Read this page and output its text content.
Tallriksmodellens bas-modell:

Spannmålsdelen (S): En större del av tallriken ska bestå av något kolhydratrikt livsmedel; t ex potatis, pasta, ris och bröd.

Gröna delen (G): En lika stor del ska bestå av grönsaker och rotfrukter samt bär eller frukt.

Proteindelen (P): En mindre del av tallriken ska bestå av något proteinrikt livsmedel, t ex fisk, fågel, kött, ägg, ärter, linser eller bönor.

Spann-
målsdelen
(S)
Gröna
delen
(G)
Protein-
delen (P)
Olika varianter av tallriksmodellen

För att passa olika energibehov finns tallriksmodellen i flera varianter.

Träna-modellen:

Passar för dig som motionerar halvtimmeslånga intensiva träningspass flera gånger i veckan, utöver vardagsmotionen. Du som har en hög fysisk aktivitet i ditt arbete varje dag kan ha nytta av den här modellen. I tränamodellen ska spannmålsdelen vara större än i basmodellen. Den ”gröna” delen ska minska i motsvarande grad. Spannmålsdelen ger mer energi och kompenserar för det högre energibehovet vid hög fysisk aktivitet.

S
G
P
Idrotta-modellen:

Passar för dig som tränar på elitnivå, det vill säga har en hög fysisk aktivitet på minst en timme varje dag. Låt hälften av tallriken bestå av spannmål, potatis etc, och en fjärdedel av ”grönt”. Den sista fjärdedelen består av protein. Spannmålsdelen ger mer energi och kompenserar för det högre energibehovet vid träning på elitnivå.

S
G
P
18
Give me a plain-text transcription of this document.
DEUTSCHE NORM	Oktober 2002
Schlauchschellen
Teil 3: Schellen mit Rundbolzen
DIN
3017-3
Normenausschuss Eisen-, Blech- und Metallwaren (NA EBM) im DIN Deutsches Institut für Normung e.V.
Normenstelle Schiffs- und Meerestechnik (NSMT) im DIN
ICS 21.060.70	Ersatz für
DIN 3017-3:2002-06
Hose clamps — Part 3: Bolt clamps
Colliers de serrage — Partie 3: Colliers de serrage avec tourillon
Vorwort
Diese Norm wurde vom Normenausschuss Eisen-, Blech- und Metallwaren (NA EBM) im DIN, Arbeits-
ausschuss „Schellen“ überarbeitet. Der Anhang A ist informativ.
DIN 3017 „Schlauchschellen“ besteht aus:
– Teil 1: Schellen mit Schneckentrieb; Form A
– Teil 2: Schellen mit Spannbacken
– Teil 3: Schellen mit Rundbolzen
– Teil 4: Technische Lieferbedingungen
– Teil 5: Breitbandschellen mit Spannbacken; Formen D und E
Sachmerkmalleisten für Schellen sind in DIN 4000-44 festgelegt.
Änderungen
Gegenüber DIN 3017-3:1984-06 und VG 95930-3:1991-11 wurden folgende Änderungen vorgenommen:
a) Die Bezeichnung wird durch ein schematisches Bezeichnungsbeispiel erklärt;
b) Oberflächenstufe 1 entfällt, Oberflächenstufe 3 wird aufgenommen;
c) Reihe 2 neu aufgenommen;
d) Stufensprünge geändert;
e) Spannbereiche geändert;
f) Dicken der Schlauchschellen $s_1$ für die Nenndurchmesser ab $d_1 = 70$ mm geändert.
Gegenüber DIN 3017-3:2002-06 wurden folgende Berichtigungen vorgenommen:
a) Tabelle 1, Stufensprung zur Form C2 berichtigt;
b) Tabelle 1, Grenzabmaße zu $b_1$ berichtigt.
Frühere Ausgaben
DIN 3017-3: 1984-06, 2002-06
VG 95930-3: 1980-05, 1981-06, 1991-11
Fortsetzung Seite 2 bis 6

::::::::::

Take the entries and print them exactly. Keep every line.

YOUR RESPONSE:
Read this page and output its text content.
Tallriksmodellens bas-modell:

Spannmålsdelen (S): En större del av tallriken ska bestå av något kolhydratrikt livsmedel; t ex potatis, pasta, ris och bröd.

Gröna delen (G): En lika stor del ska bestå av grönsaker och rotfrukter samt bär eller frukt.

Proteindelen (P): En mindre del av tallriken ska bestå av något proteinrikt livsmedel, t ex fisk, fågel, kött, ägg, ärter, linser eller bönor.

Spann-
målsdelen
(S)
Gröna
delen
(G)
Protein-
delen (P)
Olika varianter av tallriksmodellen

För att passa olika energibehov finns tallriksmodellen i flera varianter.

Träna-modellen:

Passar för dig som motionerar halvtimmeslånga intensiva träningspass flera gånger i veckan, utöver vardagsmotionen. Du som har en hög fysisk aktivitet i ditt arbete varje dag kan ha nytta av den här modellen. I tränamodellen ska spannmålsdelen vara större än i basmodellen. Den ”gröna” delen ska minska i motsvarande grad. Spannmålsdelen ger mer energi och kompenserar för det högre energibehovet vid hög fysisk aktivitet.

S
G
P
Idrotta-modellen:

Passar för dig som tränar på elitnivå, det vill säga har en hög fysisk aktivitet på minst en timme varje dag. Låt hälften av tallriken bestå av spannmål, potatis etc, och en fjärdedel av ”grönt”. Den sista fjärdedelen består av protein. Spannmålsdelen ger mer energi och kompenserar för det högre energibehovet vid träning på elitnivå.

S
G
P
18
Give me a plain-text transcription of this document.
DEUTSCHE NORM	Oktober 2002
Schlauchschellen
Teil 3: Schellen mit Rundbolzen
DIN
3017-3
Normenausschuss Eisen-, Blech- und Metallwaren (NA EBM) im DIN Deutsches Institut für Normung e.V.
Normenstelle Schiffs- und Meerestechnik (NSMT) im DIN
ICS 21.060.70	Ersatz für
DIN 3017-3:2002-06
Hose clamps — Part 3: Bolt clamps
Colliers de serrage — Partie 3: Colliers de serrage avec tourillon
Vorwort
Diese Norm wurde vom Normenausschuss Eisen-, Blech- und Metallwaren (NA EBM) im DIN, Arbeits-
ausschuss „Schellen“ überarbeitet. Der Anhang A ist informativ.
DIN 3017 „Schlauchschellen“ besteht aus:
– Teil 1: Schellen mit Schneckentrieb; Form A
– Teil 2: Schellen mit Spannbacken
– Teil 3: Schellen mit Rundbolzen
– Teil 4: Technische Lieferbedingungen
– Teil 5: Breitbandschellen mit Spannbacken; Formen D und E
Sachmerkmalleisten für Schellen sind in DIN 4000-44 festgelegt.
Änderungen
Gegenüber DIN 3017-3:1984-06 und VG 95930-3:1991-11 wurden folgende Änderungen vorgenommen:
a) Die Bezeichnung wird durch ein schematisches Bezeichnungsbeispiel erklärt;
b) Oberflächenstufe 1 entfällt, Oberflächenstufe 3 wird aufgenommen;
c) Reihe 2 neu aufgenommen;
d) Stufensprünge geändert;
e) Spannbereiche geändert;
f) Dicken der Schlauchschellen $s_1$ für die Nenndurchmesser ab $d_1 = 70$ mm geändert.
Gegenüber DIN 3017-3:2002-06 wurden folgende Berichtigungen vorgenommen:
a) Tabelle 1, Stufensprung zur Form C2 berichtigt;
b) Tabelle 1, Grenzabmaße zu $b_1$ berichtigt.
Frühere Ausgaben
DIN 3017-3: 1984-06, 2002-06
VG 95930-3: 1980-05, 1981-06, 1991-11
Fortsetzung Seite 2 bis 6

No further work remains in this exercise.